Records =
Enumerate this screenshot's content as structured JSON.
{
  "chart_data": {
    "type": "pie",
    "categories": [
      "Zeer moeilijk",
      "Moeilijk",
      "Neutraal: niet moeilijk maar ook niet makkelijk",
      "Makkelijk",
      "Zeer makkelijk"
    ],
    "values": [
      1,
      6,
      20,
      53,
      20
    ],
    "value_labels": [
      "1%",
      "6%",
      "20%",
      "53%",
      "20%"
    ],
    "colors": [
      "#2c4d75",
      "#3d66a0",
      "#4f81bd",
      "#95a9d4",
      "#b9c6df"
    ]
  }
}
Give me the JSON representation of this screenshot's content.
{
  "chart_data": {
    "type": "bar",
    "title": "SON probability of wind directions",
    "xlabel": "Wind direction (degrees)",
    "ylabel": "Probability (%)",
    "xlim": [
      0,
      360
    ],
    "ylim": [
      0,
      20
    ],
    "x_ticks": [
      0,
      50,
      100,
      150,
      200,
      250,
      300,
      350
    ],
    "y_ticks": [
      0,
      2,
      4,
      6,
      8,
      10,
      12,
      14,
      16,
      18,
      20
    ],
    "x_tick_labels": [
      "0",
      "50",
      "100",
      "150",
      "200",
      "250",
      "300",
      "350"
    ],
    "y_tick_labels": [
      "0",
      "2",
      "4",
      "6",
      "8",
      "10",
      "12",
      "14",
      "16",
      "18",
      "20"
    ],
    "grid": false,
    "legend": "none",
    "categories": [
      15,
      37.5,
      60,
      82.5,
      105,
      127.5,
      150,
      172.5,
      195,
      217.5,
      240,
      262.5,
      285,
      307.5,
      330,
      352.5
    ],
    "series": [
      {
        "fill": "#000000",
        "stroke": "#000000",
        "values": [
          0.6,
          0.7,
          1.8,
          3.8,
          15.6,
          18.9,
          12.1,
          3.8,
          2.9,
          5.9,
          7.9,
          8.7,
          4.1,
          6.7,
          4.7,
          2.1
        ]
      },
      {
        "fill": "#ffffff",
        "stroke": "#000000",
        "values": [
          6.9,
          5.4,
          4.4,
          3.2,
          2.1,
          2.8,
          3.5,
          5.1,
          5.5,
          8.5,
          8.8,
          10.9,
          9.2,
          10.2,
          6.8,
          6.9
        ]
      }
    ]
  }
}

Requirement = Read the entries and pick out all lines that include the word "content".

Result of the exercise =
Enumerate this screenshot's content as structured JSON.
Give me the JSON representation of this screenshot's content.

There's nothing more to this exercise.